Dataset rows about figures
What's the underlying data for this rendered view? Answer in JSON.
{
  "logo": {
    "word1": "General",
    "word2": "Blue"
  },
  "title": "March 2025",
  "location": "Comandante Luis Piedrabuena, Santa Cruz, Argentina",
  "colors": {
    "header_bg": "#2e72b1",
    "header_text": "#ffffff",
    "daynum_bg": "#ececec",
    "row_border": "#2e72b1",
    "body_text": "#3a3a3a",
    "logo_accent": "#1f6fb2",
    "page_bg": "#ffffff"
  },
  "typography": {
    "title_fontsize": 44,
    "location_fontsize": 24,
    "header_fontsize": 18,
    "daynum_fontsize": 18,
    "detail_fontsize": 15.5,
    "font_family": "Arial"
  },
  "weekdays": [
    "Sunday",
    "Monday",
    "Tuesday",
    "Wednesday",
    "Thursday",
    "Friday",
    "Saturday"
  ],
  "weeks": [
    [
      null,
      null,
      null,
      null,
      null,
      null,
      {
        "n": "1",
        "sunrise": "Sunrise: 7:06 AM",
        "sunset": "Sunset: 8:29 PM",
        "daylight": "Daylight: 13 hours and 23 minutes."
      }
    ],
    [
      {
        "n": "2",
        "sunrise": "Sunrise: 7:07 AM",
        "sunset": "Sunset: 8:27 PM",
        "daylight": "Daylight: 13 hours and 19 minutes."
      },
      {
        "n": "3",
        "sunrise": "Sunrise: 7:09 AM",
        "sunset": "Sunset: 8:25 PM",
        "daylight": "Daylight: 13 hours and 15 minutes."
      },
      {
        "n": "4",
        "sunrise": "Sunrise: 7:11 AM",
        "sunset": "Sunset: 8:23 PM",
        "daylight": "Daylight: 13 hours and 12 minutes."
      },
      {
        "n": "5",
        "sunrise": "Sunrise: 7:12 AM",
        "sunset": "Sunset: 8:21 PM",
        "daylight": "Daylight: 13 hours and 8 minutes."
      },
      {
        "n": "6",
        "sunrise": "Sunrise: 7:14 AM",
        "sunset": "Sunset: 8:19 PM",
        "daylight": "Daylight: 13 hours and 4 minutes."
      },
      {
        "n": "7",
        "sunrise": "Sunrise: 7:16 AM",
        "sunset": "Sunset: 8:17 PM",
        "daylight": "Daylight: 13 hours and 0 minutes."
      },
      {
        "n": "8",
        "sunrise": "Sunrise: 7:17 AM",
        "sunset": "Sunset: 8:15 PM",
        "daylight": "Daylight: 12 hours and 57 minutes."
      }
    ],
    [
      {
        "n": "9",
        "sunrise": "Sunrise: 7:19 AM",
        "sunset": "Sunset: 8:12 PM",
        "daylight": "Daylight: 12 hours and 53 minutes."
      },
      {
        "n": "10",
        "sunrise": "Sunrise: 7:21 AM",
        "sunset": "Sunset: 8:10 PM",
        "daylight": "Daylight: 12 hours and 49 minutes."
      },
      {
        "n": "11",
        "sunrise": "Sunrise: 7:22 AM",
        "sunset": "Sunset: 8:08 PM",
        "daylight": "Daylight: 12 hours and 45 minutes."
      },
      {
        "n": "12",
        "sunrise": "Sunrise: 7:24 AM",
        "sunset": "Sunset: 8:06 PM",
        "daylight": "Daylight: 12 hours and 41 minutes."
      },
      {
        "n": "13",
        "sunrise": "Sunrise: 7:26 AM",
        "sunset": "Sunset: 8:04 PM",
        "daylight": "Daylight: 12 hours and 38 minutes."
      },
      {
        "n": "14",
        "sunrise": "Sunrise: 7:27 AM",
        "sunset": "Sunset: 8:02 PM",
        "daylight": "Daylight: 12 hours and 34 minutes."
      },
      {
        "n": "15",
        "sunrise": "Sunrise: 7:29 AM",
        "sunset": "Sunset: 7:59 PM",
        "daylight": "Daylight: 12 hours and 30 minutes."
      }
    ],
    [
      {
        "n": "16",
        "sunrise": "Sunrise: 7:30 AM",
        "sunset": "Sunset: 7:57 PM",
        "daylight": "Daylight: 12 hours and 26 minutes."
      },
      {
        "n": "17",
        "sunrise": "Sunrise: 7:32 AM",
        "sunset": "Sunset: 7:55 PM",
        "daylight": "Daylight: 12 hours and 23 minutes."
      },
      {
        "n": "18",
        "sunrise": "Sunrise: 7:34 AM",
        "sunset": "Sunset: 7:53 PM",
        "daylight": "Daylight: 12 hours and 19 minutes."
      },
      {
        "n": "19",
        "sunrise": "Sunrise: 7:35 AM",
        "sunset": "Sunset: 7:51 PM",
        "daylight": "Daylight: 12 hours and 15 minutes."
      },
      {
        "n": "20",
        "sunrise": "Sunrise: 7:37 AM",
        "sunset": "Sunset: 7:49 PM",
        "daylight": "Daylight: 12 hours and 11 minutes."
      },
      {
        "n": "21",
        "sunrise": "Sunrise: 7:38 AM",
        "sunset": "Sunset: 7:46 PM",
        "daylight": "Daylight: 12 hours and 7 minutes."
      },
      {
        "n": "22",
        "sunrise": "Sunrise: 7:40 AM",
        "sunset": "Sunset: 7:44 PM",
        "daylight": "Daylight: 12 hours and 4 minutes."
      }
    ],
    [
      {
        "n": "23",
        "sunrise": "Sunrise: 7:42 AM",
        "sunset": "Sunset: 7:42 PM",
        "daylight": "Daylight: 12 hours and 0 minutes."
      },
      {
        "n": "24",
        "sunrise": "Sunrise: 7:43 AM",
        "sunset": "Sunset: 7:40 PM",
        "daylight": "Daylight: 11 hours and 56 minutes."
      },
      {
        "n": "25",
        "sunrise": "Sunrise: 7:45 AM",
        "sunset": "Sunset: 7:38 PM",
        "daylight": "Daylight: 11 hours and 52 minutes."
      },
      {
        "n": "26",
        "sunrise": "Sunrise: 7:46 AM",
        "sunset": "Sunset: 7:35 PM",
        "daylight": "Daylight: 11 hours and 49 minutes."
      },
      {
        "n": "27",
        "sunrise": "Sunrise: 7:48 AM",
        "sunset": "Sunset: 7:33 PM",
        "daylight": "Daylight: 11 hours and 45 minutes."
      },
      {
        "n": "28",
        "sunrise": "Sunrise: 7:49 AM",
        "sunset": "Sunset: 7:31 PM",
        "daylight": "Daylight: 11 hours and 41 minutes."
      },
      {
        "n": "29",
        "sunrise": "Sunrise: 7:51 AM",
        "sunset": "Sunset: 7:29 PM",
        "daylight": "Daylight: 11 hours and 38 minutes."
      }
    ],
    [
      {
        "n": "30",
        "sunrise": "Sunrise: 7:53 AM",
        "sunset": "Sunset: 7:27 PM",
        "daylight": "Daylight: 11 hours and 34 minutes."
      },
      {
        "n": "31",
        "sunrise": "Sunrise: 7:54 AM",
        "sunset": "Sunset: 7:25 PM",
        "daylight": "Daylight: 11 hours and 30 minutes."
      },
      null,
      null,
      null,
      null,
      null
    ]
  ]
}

Aim of the task -> Print all of the entries exactly as they appear.

Task solution ->
What's the underlying data for this rendered view? Answer in JSON.
{
  "logo": {
    "word1": "General",
    "word2": "Blue"
  },
  "title": "March 2025",
  "location": "Comandante Luis Piedrabuena, Santa Cruz, Argentina",
  "colors": {
    "header_bg": "#2e72b1",
    "header_text": "#ffffff",
    "daynum_bg": "#ececec",
    "row_border": "#2e72b1",
    "body_text": "#3a3a3a",
    "logo_accent": "#1f6fb2",
    "page_bg": "#ffffff"
  },
  "typography": {
    "title_fontsize": 44,
    "location_fontsize": 24,
    "header_fontsize": 18,
    "daynum_fontsize": 18,
    "detail_fontsize": 15.5,
    "font_family": "Arial"
  },
  "weekdays": [
    "Sunday",
    "Monday",
    "Tuesday",
    "Wednesday",
    "Thursday",
    "Friday",
    "Saturday"
  ],
  "weeks": [
    [
      null,
      null,
      null,
      null,
      null,
      null,
      {
        "n": "1",
        "sunrise": "Sunrise: 7:06 AM",
        "sunset": "Sunset: 8:29 PM",
        "daylight": "Daylight: 13 hours and 23 minutes."
      }
    ],
    [
      {
        "n": "2",
        "sunrise": "Sunrise: 7:07 AM",
        "sunset": "Sunset: 8:27 PM",
        "daylight": "Daylight: 13 hours and 19 minutes."
      },
      {
        "n": "3",
        "sunrise": "Sunrise: 7:09 AM",
        "sunset": "Sunset: 8:25 PM",
        "daylight": "Daylight: 13 hours and 15 minutes."
      },
      {
        "n": "4",
        "sunrise": "Sunrise: 7:11 AM",
        "sunset": "Sunset: 8:23 PM",
        "daylight": "Daylight: 13 hours and 12 minutes."
      },
      {
        "n": "5",
        "sunrise": "Sunrise: 7:12 AM",
        "sunset": "Sunset: 8:21 PM",
        "daylight": "Daylight: 13 hours and 8 minutes."
      },
      {
        "n": "6",
        "sunrise": "Sunrise: 7:14 AM",
        "sunset": "Sunset: 8:19 PM",
        "daylight": "Daylight: 13 hours and 4 minutes."
      },
      {
        "n": "7",
        "sunrise": "Sunrise: 7:16 AM",
        "sunset": "Sunset: 8:17 PM",
        "daylight": "Daylight: 13 hours and 0 minutes."
      },
      {
        "n": "8",
        "sunrise": "Sunrise: 7:17 AM",
        "sunset": "Sunset: 8:15 PM",
        "daylight": "Daylight: 12 hours and 57 minutes."
      }
    ],
    [
      {
        "n": "9",
        "sunrise": "Sunrise: 7:19 AM",
        "sunset": "Sunset: 8:12 PM",
        "daylight": "Daylight: 12 hours and 53 minutes."
      },
      {
        "n": "10",
        "sunrise": "Sunrise: 7:21 AM",
        "sunset": "Sunset: 8:10 PM",
        "daylight": "Daylight: 12 hours and 49 minutes."
      },
      {
        "n": "11",
        "sunrise": "Sunrise: 7:22 AM",
        "sunset": "Sunset: 8:08 PM",
        "daylight": "Daylight: 12 hours and 45 minutes."
      },
      {
        "n": "12",
        "sunrise": "Sunrise: 7:24 AM",
        "sunset": "Sunset: 8:06 PM",
        "daylight": "Daylight: 12 hours and 41 minutes."
      },
      {
        "n": "13",
        "sunrise": "Sunrise: 7:26 AM",
        "sunset": "Sunset: 8:04 PM",
        "daylight": "Daylight: 12 hours and 38 minutes."
      },
      {
        "n": "14",
        "sunrise": "Sunrise: 7:27 AM",
        "sunset": "Sunset: 8:02 PM",
        "daylight": "Daylight: 12 hours and 34 minutes."
      },
      {
        "n": "15",
        "sunrise": "Sunrise: 7:29 AM",
        "sunset": "Sunset: 7:59 PM",
        "daylight": "Daylight: 12 hours and 30 minutes."
      }
    ],
    [
      {
        "n": "16",
        "sunrise": "Sunrise: 7:30 AM",
        "sunset": "Sunset: 7:57 PM",
        "daylight": "Daylight: 12 hours and 26 minutes."
      },
      {
        "n": "17",
        "sunrise": "Sunrise: 7:32 AM",
        "sunset": "Sunset: 7:55 PM",
        "daylight": "Daylight: 12 hours and 23 minutes."
      },
      {
        "n": "18",
        "sunrise": "Sunrise: 7:34 AM",
        "sunset": "Sunset: 7:53 PM",
        "daylight": "Daylight: 12 hours and 19 minutes."
      },
      {
        "n": "19",
        "sunrise": "Sunrise: 7:35 AM",
        "sunset": "Sunset: 7:51 PM",
        "daylight": "Daylight: 12 hours and 15 minutes."
      },
      {
        "n": "20",
        "sunrise": "Sunrise: 7:37 AM",
        "sunset": "Sunset: 7:49 PM",
        "daylight": "Daylight: 12 hours and 11 minutes."
      },
      {
        "n": "21",
        "sunrise": "Sunrise: 7:38 AM",
        "sunset": "Sunset: 7:46 PM",
        "daylight": "Daylight: 12 hours and 7 minutes."
      },
      {
        "n": "22",
        "sunrise": "Sunrise: 7:40 AM",
        "sunset": "Sunset: 7:44 PM",
        "daylight": "Daylight: 12 hours and 4 minutes."
      }
    ],
    [
      {
        "n": "23",
        "sunrise": "Sunrise: 7:42 AM",
        "sunset": "Sunset: 7:42 PM",
        "daylight": "Daylight: 12 hours and 0 minutes."
      },
      {
        "n": "24",
        "sunrise": "Sunrise: 7:43 AM",
        "sunset": "Sunset: 7:40 PM",
        "daylight": "Daylight: 11 hours and 56 minutes."
      },
      {
        "n": "25",
        "sunrise": "Sunrise: 7:45 AM",
        "sunset": "Sunset: 7:38 PM",
        "daylight": "Daylight: 11 hours and 52 minutes."
      },
      {
        "n": "26",
        "sunrise": "Sunrise: 7:46 AM",
        "sunset": "Sunset: 7:35 PM",
        "daylight": "Daylight: 11 hours and 49 minutes."
      },
      {
        "n": "27",
        "sunrise": "Sunrise: 7:48 AM",
        "sunset": "Sunset: 7:33 PM",
        "daylight": "Daylight: 11 hours and 45 minutes."
      },
      {
        "n": "28",
        "sunrise": "Sunrise: 7:49 AM",
        "sunset": "Sunset: 7:31 PM",
        "daylight": "Daylight: 11 hours and 41 minutes."
      },
      {
        "n": "29",
        "sunrise": "Sunrise: 7:51 AM",
        "sunset": "Sunset: 7:29 PM",
        "daylight": "Daylight: 11 hours and 38 minutes."
      }
    ],
    [
      {
        "n": "30",
        "sunrise": "Sunrise: 7:53 AM",
        "sunset": "Sunset: 7:27 PM",
        "daylight": "Daylight: 11 hours and 34 minutes."
      },
      {
        "n": "31",
        "sunrise": "Sunrise: 7:54 AM",
        "sunset": "Sunset: 7:25 PM",
        "daylight": "Daylight: 11 hours and 30 minutes."
      },
      null,
      null,
      null,
      null,
      null
    ]
  ]
}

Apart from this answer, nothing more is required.